What to work on:
Please edit the listing from the line containing "297, 119, 313]" to the line containing "209, 494, 226]", replacing "thumbs-up-icon" with "like-icon" and leaving everything else unchanged. Give back only those lines.

[Spatial annotation listing]
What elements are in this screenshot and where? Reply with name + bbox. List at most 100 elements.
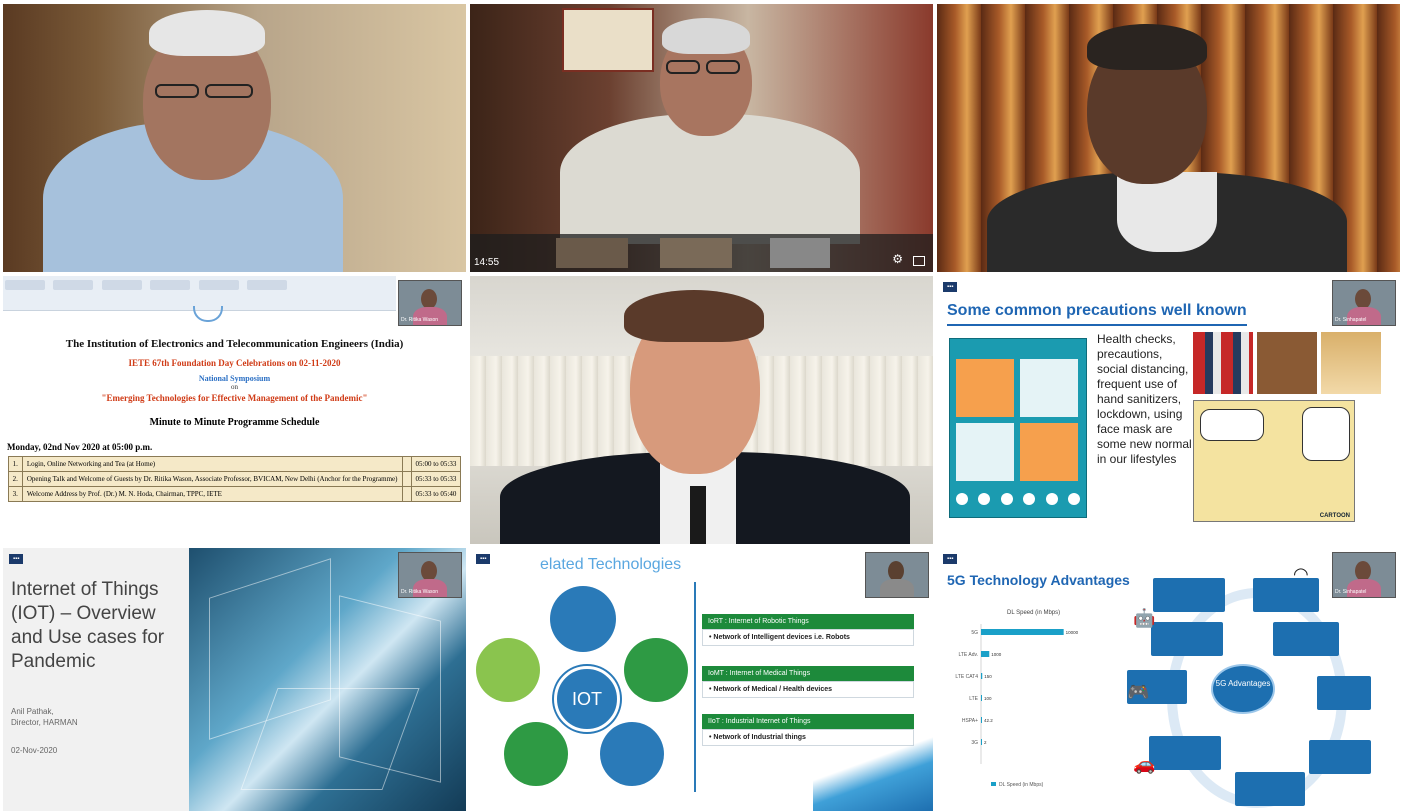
participant-thumbnail[interactable]: [556, 238, 628, 268]
topic-circle: [476, 638, 540, 702]
advantage-box: [1153, 578, 1225, 612]
slide-brand-tag: ▪▪▪: [9, 554, 24, 564]
participant-video-3[interactable]: [937, 4, 1400, 272]
category-label: HSPA+: [962, 718, 978, 724]
title-panel: ▪▪▪ Internet of Things (IOT) – Overview …: [3, 548, 189, 811]
iot-slide: ▪▪▪ Internet of Things (IOT) – Overview …: [3, 548, 466, 811]
topic-circle: [550, 586, 616, 652]
bar: [981, 717, 982, 723]
row-number: 3.: [7, 486, 23, 502]
advantage-box: [1273, 622, 1339, 656]
toolbar-button[interactable]: [53, 280, 94, 290]
covid-infographic: [949, 338, 1087, 518]
advantage-box: [1235, 772, 1305, 806]
mask-icons-image: [1193, 332, 1253, 394]
table-row: 2. Opening Talk and Welcome of Guests by…: [7, 471, 462, 487]
participant-video-5[interactable]: [470, 276, 933, 544]
category-label: LTE: [969, 696, 978, 702]
newspaper-cartoon: CARTOON: [1193, 400, 1355, 522]
tech-box-heading: IoRT : Internet of Robotic Things: [702, 614, 914, 629]
advantage-box: [1317, 676, 1371, 710]
decorative-swirl: [813, 731, 933, 811]
dl-speed-chart: DL Speed (in Mbps) 5G 10000 LTE Adv. 1000 LT…: [955, 610, 1078, 788]
advantage-box: [1309, 740, 1371, 774]
shared-screen-related-tech[interactable]: ▪▪▪ elated Technologies IOT IoRT : Inter…: [470, 548, 933, 811]
chart-title: DL Speed (in Mbps): [1007, 610, 1060, 616]
tech-box-heading: IIoT : Industrial Internet of Things: [702, 714, 914, 729]
gamepad-icon: 🎮: [1127, 682, 1150, 702]
doorway-image: [1321, 332, 1381, 394]
presenter-thumbnail[interactable]: Dr. Ritika Wason: [398, 280, 462, 326]
bar: [981, 629, 1064, 635]
bar: [981, 651, 990, 657]
tech-box-body: • Network of Medical / Health devices: [702, 681, 914, 698]
5g-slide: ▪▪▪ 5G Technology Advantages DL Speed (i…: [937, 548, 1400, 811]
precautions-slide: ▪▪▪ Some common precautions well known H…: [937, 276, 1400, 544]
fullscreen-icon[interactable]: [913, 256, 925, 266]
toolbar-button[interactable]: [150, 280, 191, 290]
topic-circle: [624, 638, 688, 702]
participant-figure: [937, 4, 1400, 272]
author-name: Anil Pathak,: [11, 707, 54, 716]
bar: [981, 673, 983, 679]
participant-video-2[interactable]: 14:55 ⚙: [470, 4, 933, 272]
slide-date: 02-Nov-2020: [11, 746, 58, 755]
row-item: Welcome Address by Prof. (Dr.) M. N. Hod…: [21, 486, 403, 502]
participant-figure: [3, 4, 466, 272]
presenter-name: Dr. Sinhapatel: [1335, 589, 1367, 595]
presenter-thumbnail[interactable]: Dr. Sinhapatel: [1332, 280, 1396, 326]
toolbar-button[interactable]: [5, 280, 45, 290]
row-time: 05:33 to 05:40: [410, 486, 462, 502]
row-spacer: [401, 471, 412, 487]
participant-figure: [470, 276, 933, 544]
presenter-thumbnail[interactable]: [865, 552, 929, 598]
title-underline: [947, 324, 1247, 326]
iot-center-circle: IOT: [554, 666, 620, 732]
row-time: 05:33 to 05:33: [410, 471, 462, 487]
vehicles-icon: 🚗: [1133, 754, 1156, 774]
topic-circle: [600, 722, 664, 786]
row-number: 2.: [7, 471, 23, 487]
shared-screen-precautions[interactable]: ▪▪▪ Some common precautions well known H…: [937, 276, 1400, 544]
participant-thumbnail[interactable]: [660, 238, 732, 268]
shared-screen-5g[interactable]: ▪▪▪ 5G Technology Advantages DL Speed (i…: [937, 548, 1400, 811]
symposium-label: National Symposium: [198, 374, 271, 383]
participant-figure: [470, 4, 933, 272]
slide-brand-tag: ▪▪▪: [476, 554, 491, 564]
shared-screen-schedule[interactable]: The Institution of Electronics and Telec…: [3, 276, 466, 544]
topic-circle: [504, 722, 568, 786]
legend-swatch: [991, 782, 996, 786]
toolbar-button[interactable]: [101, 280, 142, 290]
schedule-document: The Institution of Electronics and Telec…: [3, 312, 466, 544]
row-spacer: [401, 486, 412, 502]
author-role: Director, HARMAN: [11, 718, 78, 727]
presenter-name: Dr. Ritika Wason: [401, 589, 439, 595]
toolbar-button[interactable]: [198, 280, 239, 290]
toolbar-button[interactable]: [247, 280, 288, 290]
presenter-thumbnail[interactable]: Dr. Ritika Wason: [398, 552, 462, 598]
participant-strip: 14:55 ⚙: [470, 234, 933, 272]
gear-icon[interactable]: ⚙: [892, 252, 903, 266]
tech-box-iort: IoRT : Internet of Robotic Things • Netw…: [702, 614, 914, 646]
tech-box-heading: IoMT : Internet of Medical Things: [702, 666, 914, 681]
bar: [981, 695, 982, 701]
value-label: 2: [984, 740, 987, 745]
row-number: 1.: [7, 456, 23, 472]
presenter-name: Dr. Ritika Wason: [401, 317, 439, 323]
video-conference-grid: 14:55 ⚙ The Institution of Electronics a…: [0, 0, 1403, 811]
org-name: The Institution of Electronics and Telec…: [65, 338, 404, 350]
speedometer-icon: ◠: [1293, 564, 1309, 584]
slide-brand-tag: ▪▪▪: [943, 554, 958, 564]
advantage-box: [1149, 736, 1221, 770]
symposium-theme: "Emerging Technologies for Effective Man…: [101, 393, 368, 403]
participant-thumbnail[interactable]: [770, 238, 830, 268]
value-label: 42.2: [984, 718, 993, 723]
5g-center-circle: 5G Advantages: [1211, 664, 1275, 714]
shared-screen-iot[interactable]: ▪▪▪ Internet of Things (IOT) – Overview …: [3, 548, 466, 811]
presenter-thumbnail[interactable]: Dr. Sinhapatel: [1332, 552, 1396, 598]
schedule-heading: Minute to Minute Programme Schedule: [149, 417, 320, 428]
tech-box-body: • Network of Intelligent devices i.e. Ro…: [702, 629, 914, 646]
divider-line: [694, 582, 696, 792]
presenter-name: Dr. Sinhapatel: [1335, 317, 1367, 323]
participant-video-1[interactable]: [3, 4, 466, 272]
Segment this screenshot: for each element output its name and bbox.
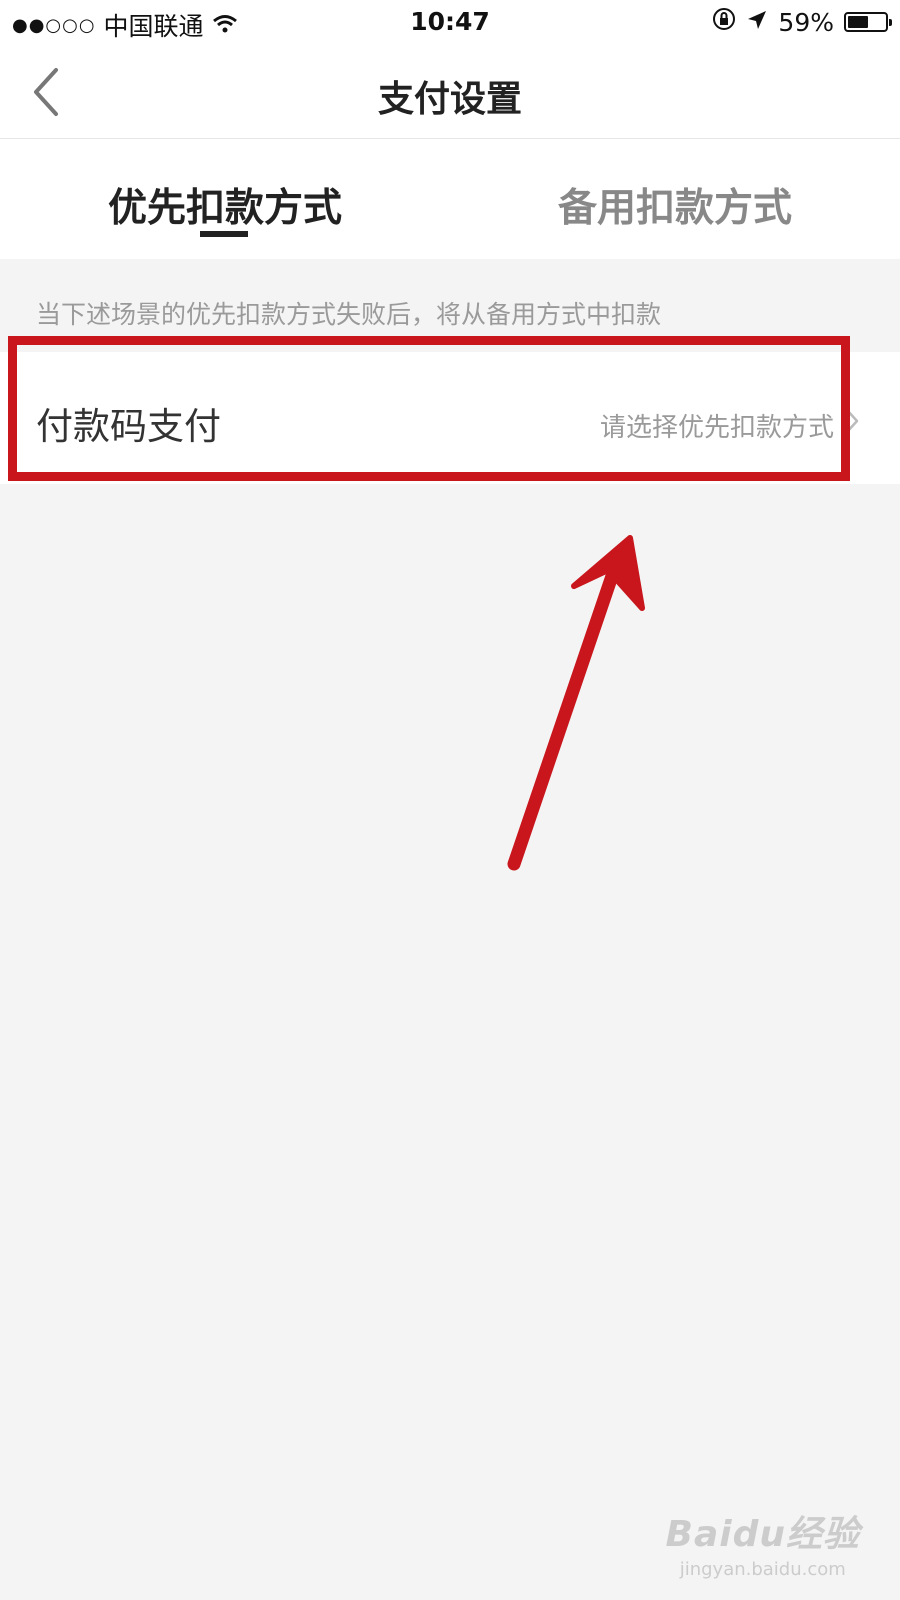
active-tab-indicator — [200, 231, 248, 237]
tab-primary-payment[interactable]: 优先扣款方式 — [108, 177, 342, 233]
watermark-brand: Baidu经验 — [665, 1514, 860, 1555]
battery-cap — [889, 19, 892, 26]
battery-percent: 59% — [778, 7, 834, 37]
tab-backup-payment[interactable]: 备用扣款方式 — [558, 177, 792, 233]
baidu-jingyan-watermark: Baidu经验 jingyan.baidu.com — [666, 1505, 860, 1580]
hint-text: 当下述场景的优先扣款方式失败后，将从备用方式中扣款 — [36, 300, 662, 329]
page-title: 支付设置 — [377, 79, 522, 120]
tab-bar: 优先扣款方式 备用扣款方式 — [0, 139, 900, 259]
chevron-right-icon — [845, 408, 859, 434]
watermark-url: jingyan.baidu.com — [679, 1559, 846, 1580]
battery-icon — [844, 12, 892, 32]
status-bar: ●●○○○ 中国联通 10:47 59% — [0, 0, 900, 46]
setting-row-label: 付款码支付 — [36, 405, 221, 448]
payment-code-setting-row[interactable]: 付款码支付 请选择优先扣款方式 — [0, 352, 900, 484]
navigation-bar: 支付设置 — [0, 46, 900, 139]
location-arrow-icon — [746, 8, 768, 37]
status-right: 59% — [712, 7, 892, 37]
setting-row-value: 请选择优先扣款方式 — [599, 413, 834, 443]
rotation-lock-icon — [712, 7, 736, 37]
battery-level — [848, 16, 868, 28]
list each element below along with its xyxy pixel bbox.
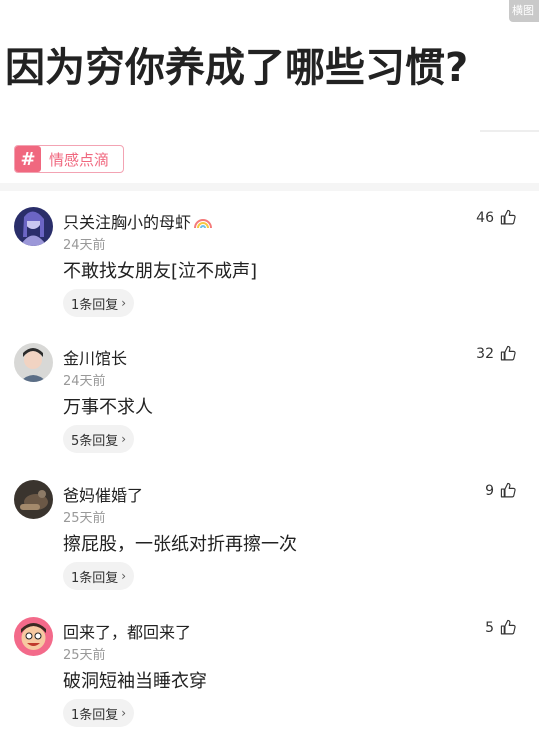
reply-count-label: 1条回复	[71, 297, 119, 313]
thumbs-up-icon	[500, 209, 516, 225]
chevron-right-icon: ›	[121, 706, 127, 720]
thumbs-up-icon	[500, 482, 516, 498]
reply-count-button[interactable]: 1条回复 ›	[63, 699, 135, 727]
comment-author[interactable]: 只关注胸小的母虾	[63, 209, 213, 233]
image-mode-badge[interactable]: 横图	[509, 0, 539, 22]
avatar[interactable]	[14, 617, 53, 656]
reply-count-label: 5条回复	[71, 433, 119, 449]
comment-item: 只关注胸小的母虾 24天前 不敢找女朋友[泣不成声] 1条回复 › 46	[0, 207, 539, 344]
avatar[interactable]	[14, 207, 53, 246]
question-title: 因为穷你养成了哪些习惯?	[5, 45, 469, 91]
rainbow-icon	[193, 214, 213, 233]
section-divider	[0, 183, 539, 191]
like-button[interactable]: 46	[476, 209, 517, 226]
topic-tag[interactable]: # 情感点滴	[14, 145, 124, 173]
like-count: 46	[476, 209, 494, 226]
comment-text: 破洞短袖当睡衣穿	[63, 671, 207, 692]
comment-author[interactable]: 爸妈催婚了	[63, 482, 143, 506]
like-count: 9	[485, 482, 494, 499]
like-button[interactable]: 5	[485, 619, 517, 636]
comment-text: 不敢找女朋友[泣不成声]	[63, 261, 258, 282]
comment-item: 爸妈催婚了 25天前 擦屁股，一张纸对折再擦一次 1条回复 › 9	[0, 480, 539, 617]
reply-count-button[interactable]: 1条回复 ›	[63, 289, 135, 317]
hash-icon: #	[15, 146, 41, 172]
comment-text: 万事不求人	[63, 397, 153, 418]
comment-author[interactable]: 回来了，都回来了	[63, 619, 191, 643]
like-button[interactable]: 9	[485, 482, 517, 499]
reply-count-button[interactable]: 5条回复 ›	[63, 425, 135, 453]
comment-item: 回来了，都回来了 25天前 破洞短袖当睡衣穿 1条回复 › 5	[0, 617, 539, 734]
like-button[interactable]: 32	[476, 345, 517, 362]
topic-label: 情感点滴	[49, 150, 110, 169]
chevron-right-icon: ›	[121, 569, 127, 583]
like-count: 5	[485, 619, 494, 636]
comment-author[interactable]: 金川馆长	[63, 345, 127, 369]
chevron-right-icon: ›	[121, 296, 127, 310]
comment-time: 24天前	[63, 374, 106, 389]
like-count: 32	[476, 345, 494, 362]
reply-count-label: 1条回复	[71, 707, 119, 723]
comment-text: 擦屁股，一张纸对折再擦一次	[63, 534, 297, 555]
chevron-right-icon: ›	[121, 432, 127, 446]
comment-item: 金川馆长 24天前 万事不求人 5条回复 › 32	[0, 343, 539, 480]
reply-count-button[interactable]: 1条回复 ›	[63, 562, 135, 590]
comment-time: 25天前	[63, 648, 106, 663]
reply-count-label: 1条回复	[71, 570, 119, 586]
comment-time: 24天前	[63, 238, 106, 253]
thumbs-up-icon	[500, 619, 516, 635]
avatar[interactable]	[14, 480, 53, 519]
title-hairline	[480, 130, 539, 132]
comment-time: 25天前	[63, 511, 106, 526]
avatar[interactable]	[14, 343, 53, 382]
thumbs-up-icon	[500, 345, 516, 361]
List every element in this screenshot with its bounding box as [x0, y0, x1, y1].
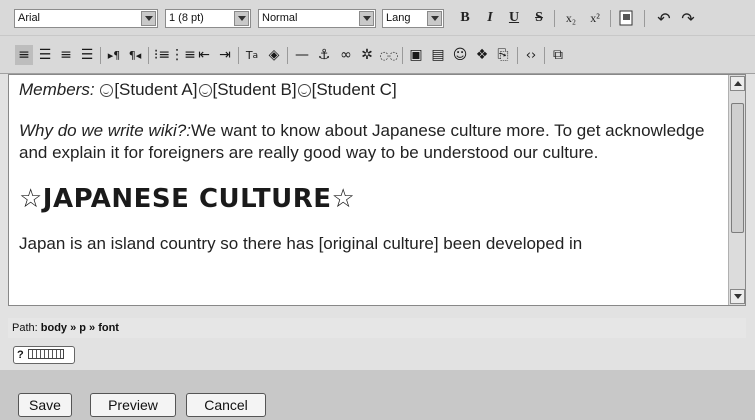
ltr-icon[interactable]: ▸¶ [105, 45, 123, 65]
section-heading: ☆JAPANESE CULTURE☆ [19, 184, 356, 214]
scroll-up-icon[interactable] [730, 76, 745, 91]
format-value: Normal [262, 12, 298, 24]
toolbar-separator [517, 47, 518, 64]
horizontal-rule-icon[interactable]: — [293, 45, 311, 65]
subscript-button[interactable]: x₂ [562, 8, 580, 28]
clipboard-icon [619, 10, 633, 26]
ordered-list-icon[interactable]: ⁝≡ [153, 45, 171, 65]
align-center-icon[interactable]: ☰ [36, 45, 54, 65]
unlink-icon[interactable]: ✲ [358, 45, 376, 65]
rtl-icon[interactable]: ¶◂ [126, 45, 144, 65]
font-family-select[interactable]: Arial [14, 9, 158, 28]
help-icon: ? [17, 349, 24, 361]
toolbar-row-1: Arial 1 (8 pt) Normal Lang B I U S x₂ x²… [0, 0, 755, 36]
toolbar-separator [402, 47, 403, 64]
search-replace-icon[interactable]: ⎘ [494, 45, 512, 65]
toolbar-row-2: ≡ ☰ ≡ ☰ ▸¶ ¶◂ ⁝≡ ⋮≡ ⇤ ⇥ Ta ◈ — ⚓ ∞ ✲ ◌◌ … [0, 36, 755, 74]
special-char-icon[interactable]: ❖ [473, 45, 491, 65]
why-paragraph: Why do we write wiki?:We want to know ab… [19, 120, 727, 164]
italic-button[interactable]: I [481, 8, 499, 28]
editor-content[interactable]: Members: :)[Student A]:)[Student B]:)[St… [19, 79, 727, 255]
align-left-icon[interactable]: ≡ [15, 45, 33, 65]
save-button[interactable]: Save [18, 393, 72, 417]
justify-icon[interactable]: ☰ [78, 45, 96, 65]
bold-button[interactable]: B [456, 8, 474, 28]
fullscreen-icon[interactable]: ⧉ [549, 45, 567, 65]
outdent-icon[interactable]: ⇤ [195, 45, 213, 65]
student-a: [Student A] [114, 80, 198, 99]
chevron-down-icon[interactable] [427, 11, 442, 26]
toolbar-separator [554, 10, 555, 27]
lang-select[interactable]: Lang [382, 9, 444, 28]
align-right-icon[interactable]: ≡ [57, 45, 75, 65]
redo-button[interactable]: ↷ [679, 8, 697, 28]
link-icon[interactable]: ∞ [337, 45, 355, 65]
toolbar-separator [644, 10, 645, 27]
smiley-icon[interactable]: ☺ [451, 45, 469, 65]
toolbar-separator [287, 47, 288, 64]
lang-value: Lang [386, 12, 411, 24]
body-paragraph: Japan is an island country so there has … [19, 234, 583, 253]
action-bar: Save Preview Cancel [0, 370, 755, 420]
cancel-button[interactable]: Cancel [186, 393, 266, 417]
members-line: Members: :)[Student A]:)[Student B]:)[St… [19, 79, 727, 101]
toolbar-separator [544, 47, 545, 64]
smiley-icon: :) [100, 84, 114, 97]
underline-button[interactable]: U [505, 8, 523, 28]
student-c: [Student C] [311, 80, 397, 99]
format-select[interactable]: Normal [258, 9, 376, 28]
text-color-icon[interactable]: Ta [243, 45, 261, 65]
smiley-icon: :) [198, 84, 212, 97]
insert-image-icon[interactable]: ▣ [407, 45, 425, 65]
toolbar-separator [100, 47, 101, 64]
anchor-icon[interactable]: ⚓ [315, 45, 333, 65]
keyboard-icon [27, 349, 64, 359]
smiley-icon: :) [297, 84, 311, 97]
preview-button[interactable]: Preview [90, 393, 176, 417]
why-label: Why do we write wiki?: [19, 121, 191, 140]
font-size-select[interactable]: 1 (8 pt) [165, 9, 251, 28]
chevron-down-icon[interactable] [234, 11, 249, 26]
nolink-icon[interactable]: ◌◌ [379, 45, 398, 65]
toolbar-separator [238, 47, 239, 64]
editor-area[interactable]: Members: :)[Student A]:)[Student B]:)[St… [8, 74, 746, 306]
student-b: [Student B] [212, 80, 297, 99]
chevron-down-icon[interactable] [141, 11, 156, 26]
font-size-value: 1 (8 pt) [169, 12, 204, 24]
path-bar: Path: body » p » font [8, 318, 746, 338]
font-family-value: Arial [18, 12, 41, 24]
clean-word-button[interactable] [617, 8, 635, 28]
vertical-scrollbar[interactable] [728, 75, 745, 305]
toolbar-separator [610, 10, 611, 27]
superscript-button[interactable]: x² [586, 8, 604, 28]
insert-table-icon[interactable]: ▤ [429, 45, 447, 65]
scroll-thumb[interactable] [731, 103, 744, 233]
html-source-icon[interactable]: ‹› [522, 45, 540, 65]
path-label: Path: [12, 322, 38, 334]
scroll-down-icon[interactable] [730, 289, 745, 304]
members-label: Members: [19, 80, 95, 99]
strikethrough-button[interactable]: S [530, 8, 548, 28]
unordered-list-icon[interactable]: ⋮≡ [170, 45, 196, 65]
path-trail[interactable]: body » p » font [41, 322, 119, 334]
keyboard-help-button[interactable]: ? [13, 346, 75, 364]
chevron-down-icon[interactable] [359, 11, 374, 26]
background-color-icon[interactable]: ◈ [265, 45, 283, 65]
indent-icon[interactable]: ⇥ [216, 45, 234, 65]
undo-button[interactable]: ↶ [655, 8, 673, 28]
toolbar-separator [148, 47, 149, 64]
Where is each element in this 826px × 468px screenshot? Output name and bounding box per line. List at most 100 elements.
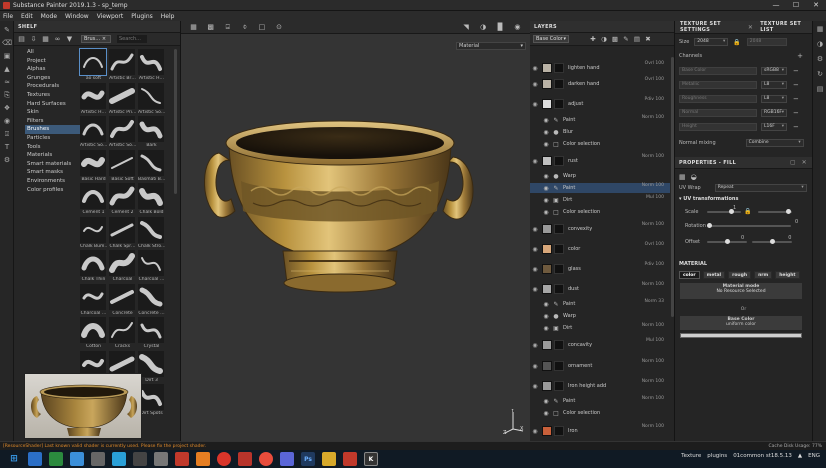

The answer:
reply-count-label: 1条回复	[71, 297, 119, 313]
like-icon	[500, 209, 516, 225]
chevron-right-icon: ›	[121, 706, 127, 720]
like-icon	[500, 482, 516, 498]
reply-count-button[interactable]: 1条回复 ›	[63, 699, 135, 727]
comment-author[interactable]: 只关注胸小的母虾	[63, 209, 213, 233]
image-mode-badge[interactable]: 横图	[509, 0, 539, 22]
avatar[interactable]	[14, 617, 53, 656]
reply-count-label: 5条回复	[71, 433, 119, 449]
comment-item: 只关注胸小的母虾 24天前 不敢找女朋友[泣不成声] 1条回复 › 46	[0, 207, 539, 344]
avatar[interactable]	[14, 207, 53, 246]
question-title: 因为穷你养成了哪些习惯?	[5, 45, 469, 91]
rainbow-icon	[193, 214, 213, 233]
section-divider	[0, 183, 539, 191]
like-button[interactable]: 46	[476, 209, 517, 226]
topic-tag[interactable]: # 情感点滴	[14, 145, 124, 173]
like-count: 46	[476, 209, 494, 226]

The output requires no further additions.